GIVEN EXERCISE = Reproduce this passage about the Heartbleed vulnerability word for word, starting with "A separate study" and going on through "vulnerability was fixed.".

A separate study by researchers from Northeastern University, Stanford University and University of Maryland released in November also found that more needed to be done by businesses to fix the Heartbleed vulnerability.
In order to fix Heartbleed fully, companies need either to patch or install updated software to their servers, and then change their SSL certificates and private keys, according to Kevin Bocek, vice president of security strategy and threat intelligence at Venafi. (An SSL certificate is a small data file that encrypts data sent over the Internet to keep it secure, and a private key is used to decrypt the data.)
Even once the updated software is installed, companies could be still vulnerable if hackers were able to access the SSL certificate and private key before the vulnerability was fixed.
Another danger of the stolen SSL certificates and private keys is that websites can be spoofed, according to Bocek. Hackers can use the information gained from the Heartbleed vulnerability to set up fake websites that appear to consumers to be real.
"[Full remediation] is taking more time because it's slow to do," said Bocek.
The full dangers of Heartbleed are unknown. While well-known companies have had sensitive information stolen, sometimes in high-profile attacks, determining that a breach was caused specifically by Heartbleed is difficult, said Praetorian's Abraham.
The larger lesson is that businesses need to be better at updating their servers, say cybersecurity experts
"Unfortunately, Heartbleed was just one example of a vulnerability that needs patching and remediation as soon as possible…organizations that don't manage vulnerabilities will fall victim to trivial attacks," said Erik Heidt, a research director for Gartner, a Stamford, Connecticut-based technology research and advisory company.

DATA LISTING =
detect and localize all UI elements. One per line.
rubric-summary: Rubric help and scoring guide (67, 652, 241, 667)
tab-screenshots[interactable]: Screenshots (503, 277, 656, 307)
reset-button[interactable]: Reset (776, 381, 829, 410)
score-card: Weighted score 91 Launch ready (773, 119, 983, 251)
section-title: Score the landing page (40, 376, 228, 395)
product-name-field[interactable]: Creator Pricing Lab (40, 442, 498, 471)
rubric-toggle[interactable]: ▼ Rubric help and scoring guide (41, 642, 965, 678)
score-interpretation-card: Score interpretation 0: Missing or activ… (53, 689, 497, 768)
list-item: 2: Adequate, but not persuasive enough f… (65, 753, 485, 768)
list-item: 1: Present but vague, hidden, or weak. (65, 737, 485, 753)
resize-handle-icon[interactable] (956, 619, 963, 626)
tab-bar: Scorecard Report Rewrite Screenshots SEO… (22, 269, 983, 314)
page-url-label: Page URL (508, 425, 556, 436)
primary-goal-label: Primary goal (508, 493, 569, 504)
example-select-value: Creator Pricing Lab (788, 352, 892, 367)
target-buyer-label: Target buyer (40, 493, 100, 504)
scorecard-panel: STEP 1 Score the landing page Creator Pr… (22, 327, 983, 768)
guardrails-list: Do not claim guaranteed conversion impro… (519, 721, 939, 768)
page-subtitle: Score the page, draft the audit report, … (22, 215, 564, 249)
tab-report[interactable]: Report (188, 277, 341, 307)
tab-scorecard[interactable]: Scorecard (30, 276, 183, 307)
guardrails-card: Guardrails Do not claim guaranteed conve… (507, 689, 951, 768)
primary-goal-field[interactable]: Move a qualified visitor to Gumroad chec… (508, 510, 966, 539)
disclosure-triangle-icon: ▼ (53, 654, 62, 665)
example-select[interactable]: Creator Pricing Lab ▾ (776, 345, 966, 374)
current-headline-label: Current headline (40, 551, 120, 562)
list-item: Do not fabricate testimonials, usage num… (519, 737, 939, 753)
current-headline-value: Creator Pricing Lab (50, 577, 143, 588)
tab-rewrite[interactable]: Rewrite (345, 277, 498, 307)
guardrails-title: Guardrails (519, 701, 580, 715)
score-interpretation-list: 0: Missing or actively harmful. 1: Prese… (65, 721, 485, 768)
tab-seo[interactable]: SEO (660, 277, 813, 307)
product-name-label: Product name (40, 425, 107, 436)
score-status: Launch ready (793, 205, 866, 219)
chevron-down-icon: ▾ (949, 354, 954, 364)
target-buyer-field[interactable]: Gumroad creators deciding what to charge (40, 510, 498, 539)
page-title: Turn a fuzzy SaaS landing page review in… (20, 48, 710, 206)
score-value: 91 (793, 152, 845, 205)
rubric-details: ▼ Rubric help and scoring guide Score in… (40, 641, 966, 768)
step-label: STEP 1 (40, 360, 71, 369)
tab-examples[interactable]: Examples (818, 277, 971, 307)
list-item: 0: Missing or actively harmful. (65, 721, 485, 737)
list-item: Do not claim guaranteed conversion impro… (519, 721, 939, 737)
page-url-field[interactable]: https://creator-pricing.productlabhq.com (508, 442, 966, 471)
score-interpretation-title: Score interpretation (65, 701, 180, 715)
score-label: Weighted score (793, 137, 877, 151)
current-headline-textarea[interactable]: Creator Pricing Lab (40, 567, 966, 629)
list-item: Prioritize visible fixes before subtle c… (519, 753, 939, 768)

--

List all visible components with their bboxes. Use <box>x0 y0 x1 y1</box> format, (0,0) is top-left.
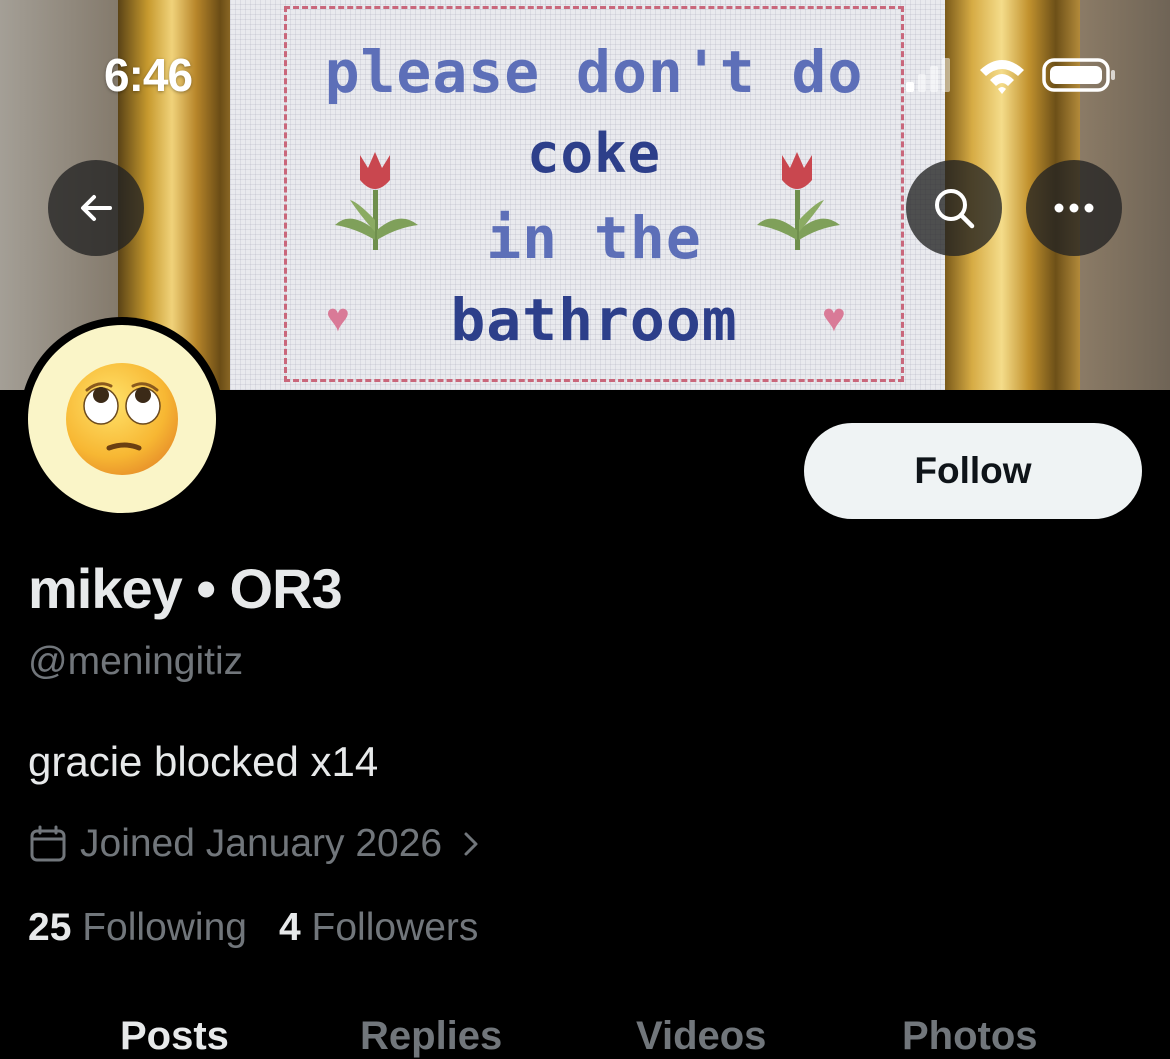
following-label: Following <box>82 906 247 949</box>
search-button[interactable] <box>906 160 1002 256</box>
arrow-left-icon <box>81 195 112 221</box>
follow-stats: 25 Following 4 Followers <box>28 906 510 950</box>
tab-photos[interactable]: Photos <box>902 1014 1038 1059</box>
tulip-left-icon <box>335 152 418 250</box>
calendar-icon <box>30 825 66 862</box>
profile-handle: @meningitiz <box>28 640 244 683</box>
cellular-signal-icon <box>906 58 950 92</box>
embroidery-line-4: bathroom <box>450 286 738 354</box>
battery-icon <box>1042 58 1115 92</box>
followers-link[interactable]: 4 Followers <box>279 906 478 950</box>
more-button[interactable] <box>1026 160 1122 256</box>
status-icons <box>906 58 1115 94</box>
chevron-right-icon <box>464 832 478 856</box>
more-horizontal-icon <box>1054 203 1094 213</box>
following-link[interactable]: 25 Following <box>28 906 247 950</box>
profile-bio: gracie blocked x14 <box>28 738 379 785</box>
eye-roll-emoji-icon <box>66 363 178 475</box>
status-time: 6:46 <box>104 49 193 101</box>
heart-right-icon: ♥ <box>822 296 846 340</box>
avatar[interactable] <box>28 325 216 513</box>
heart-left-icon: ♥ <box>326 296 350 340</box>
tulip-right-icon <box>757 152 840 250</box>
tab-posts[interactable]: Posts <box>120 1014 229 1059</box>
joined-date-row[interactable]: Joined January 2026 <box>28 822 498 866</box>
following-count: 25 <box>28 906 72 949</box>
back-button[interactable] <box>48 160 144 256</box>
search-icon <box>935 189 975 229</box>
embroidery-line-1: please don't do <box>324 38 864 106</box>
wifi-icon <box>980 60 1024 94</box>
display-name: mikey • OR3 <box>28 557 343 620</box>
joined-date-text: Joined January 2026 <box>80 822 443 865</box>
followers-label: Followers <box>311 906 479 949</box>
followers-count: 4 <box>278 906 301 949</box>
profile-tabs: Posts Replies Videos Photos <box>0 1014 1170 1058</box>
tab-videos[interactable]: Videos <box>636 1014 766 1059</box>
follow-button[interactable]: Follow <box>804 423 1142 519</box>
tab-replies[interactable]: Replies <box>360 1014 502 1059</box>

THE OUTPUT =
A separate study by researchers from Northeastern University, Stanford University and University of Maryland released in November also found that more needed to be done by businesses to fix the Heartbleed vulnerability.
In order to fix Heartbleed fully, companies need either to patch or install updated software to their servers, and then change their SSL certificates and private keys, according to Kevin Bocek, vice president of security strategy and threat intelligence at Venafi. (An SSL certificate is a small data file that encrypts data sent over the Internet to keep it secure, and a private key is used to decrypt the data.)
Even once the updated software is installed, companies could be still vulnerable if hackers were able to access the SSL certificate and private key before the vulnerability was fixed.